***** RECORDS FOR THIS TASK
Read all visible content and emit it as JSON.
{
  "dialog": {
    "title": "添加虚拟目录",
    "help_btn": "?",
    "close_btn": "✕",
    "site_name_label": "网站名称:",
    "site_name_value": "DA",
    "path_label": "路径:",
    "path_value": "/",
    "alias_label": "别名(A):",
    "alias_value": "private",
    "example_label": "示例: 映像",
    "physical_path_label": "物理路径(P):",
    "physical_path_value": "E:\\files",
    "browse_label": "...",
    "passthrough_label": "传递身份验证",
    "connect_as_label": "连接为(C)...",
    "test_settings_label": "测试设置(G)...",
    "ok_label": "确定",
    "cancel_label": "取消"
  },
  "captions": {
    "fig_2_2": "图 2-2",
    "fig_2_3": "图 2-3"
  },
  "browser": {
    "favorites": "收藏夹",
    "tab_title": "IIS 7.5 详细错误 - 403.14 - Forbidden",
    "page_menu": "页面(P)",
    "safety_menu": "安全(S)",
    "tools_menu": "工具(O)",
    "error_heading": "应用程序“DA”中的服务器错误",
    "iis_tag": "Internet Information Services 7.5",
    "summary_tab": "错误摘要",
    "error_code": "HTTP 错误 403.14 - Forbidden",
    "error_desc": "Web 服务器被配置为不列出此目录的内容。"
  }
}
**********
**SHORT PROBLEM:**
Each line of the material above must be retyped precisely.

**RESULT OF THE EXERCISE:**
Read all visible content and emit it as JSON.
{
  "dialog": {
    "title": "添加虚拟目录",
    "help_btn": "?",
    "close_btn": "✕",
    "site_name_label": "网站名称:",
    "site_name_value": "DA",
    "path_label": "路径:",
    "path_value": "/",
    "alias_label": "别名(A):",
    "alias_value": "private",
    "example_label": "示例: 映像",
    "physical_path_label": "物理路径(P):",
    "physical_path_value": "E:\\files",
    "browse_label": "...",
    "passthrough_label": "传递身份验证",
    "connect_as_label": "连接为(C)...",
    "test_settings_label": "测试设置(G)...",
    "ok_label": "确定",
    "cancel_label": "取消"
  },
  "captions": {
    "fig_2_2": "图 2-2",
    "fig_2_3": "图 2-3"
  },
  "browser": {
    "favorites": "收藏夹",
    "tab_title": "IIS 7.5 详细错误 - 403.14 - Forbidden",
    "page_menu": "页面(P)",
    "safety_menu": "安全(S)",
    "tools_menu": "工具(O)",
    "error_heading": "应用程序“DA”中的服务器错误",
    "iis_tag": "Internet Information Services 7.5",
    "summary_tab": "错误摘要",
    "error_code": "HTTP 错误 403.14 - Forbidden",
    "error_desc": "Web 服务器被配置为不列出此目录的内容。"
  }
}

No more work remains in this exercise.